**EXERCISE TASK**: What follows is a set of records; repeat all of them exactly.

**RECORDED INFORMATION**:
------

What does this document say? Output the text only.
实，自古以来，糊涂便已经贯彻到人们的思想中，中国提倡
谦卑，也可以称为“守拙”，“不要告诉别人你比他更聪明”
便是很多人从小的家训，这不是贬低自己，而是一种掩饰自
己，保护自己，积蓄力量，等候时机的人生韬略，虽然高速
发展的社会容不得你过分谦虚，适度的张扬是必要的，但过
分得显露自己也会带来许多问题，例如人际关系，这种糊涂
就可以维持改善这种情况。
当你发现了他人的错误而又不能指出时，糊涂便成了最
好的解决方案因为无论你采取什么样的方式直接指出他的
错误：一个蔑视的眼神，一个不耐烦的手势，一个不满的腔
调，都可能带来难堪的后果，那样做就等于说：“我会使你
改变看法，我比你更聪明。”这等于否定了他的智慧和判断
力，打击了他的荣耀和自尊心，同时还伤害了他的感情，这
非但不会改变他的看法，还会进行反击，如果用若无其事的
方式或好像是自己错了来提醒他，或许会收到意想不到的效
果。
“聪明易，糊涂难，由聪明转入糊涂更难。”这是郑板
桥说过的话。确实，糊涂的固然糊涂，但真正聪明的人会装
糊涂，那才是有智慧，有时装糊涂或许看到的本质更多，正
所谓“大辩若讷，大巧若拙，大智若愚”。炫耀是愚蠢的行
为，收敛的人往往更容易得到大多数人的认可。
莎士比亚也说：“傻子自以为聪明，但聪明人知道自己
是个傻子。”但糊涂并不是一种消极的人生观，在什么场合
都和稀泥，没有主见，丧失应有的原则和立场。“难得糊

------

**ANSWER FOR THE TASK**:
What does this document say? Output the text only.
实，自古以来，糊涂便已经贯彻到人们的思想中，中国提倡
谦卑，也可以称为“守拙”，“不要告诉别人你比他更聪明”
便是很多人从小的家训，这不是贬低自己，而是一种掩饰自
己，保护自己，积蓄力量，等候时机的人生韬略，虽然高速
发展的社会容不得你过分谦虚，适度的张扬是必要的，但过
分得显露自己也会带来许多问题，例如人际关系，这种糊涂
就可以维持改善这种情况。
当你发现了他人的错误而又不能指出时，糊涂便成了最
好的解决方案因为无论你采取什么样的方式直接指出他的
错误：一个蔑视的眼神，一个不耐烦的手势，一个不满的腔
调，都可能带来难堪的后果，那样做就等于说：“我会使你
改变看法，我比你更聪明。”这等于否定了他的智慧和判断
力，打击了他的荣耀和自尊心，同时还伤害了他的感情，这
非但不会改变他的看法，还会进行反击，如果用若无其事的
方式或好像是自己错了来提醒他，或许会收到意想不到的效
果。
“聪明易，糊涂难，由聪明转入糊涂更难。”这是郑板
桥说过的话。确实，糊涂的固然糊涂，但真正聪明的人会装
糊涂，那才是有智慧，有时装糊涂或许看到的本质更多，正
所谓“大辩若讷，大巧若拙，大智若愚”。炫耀是愚蠢的行
为，收敛的人往往更容易得到大多数人的认可。
莎士比亚也说：“傻子自以为聪明，但聪明人知道自己
是个傻子。”但糊涂并不是一种消极的人生观，在什么场合
都和稀泥，没有主见，丧失应有的原则和立场。“难得糊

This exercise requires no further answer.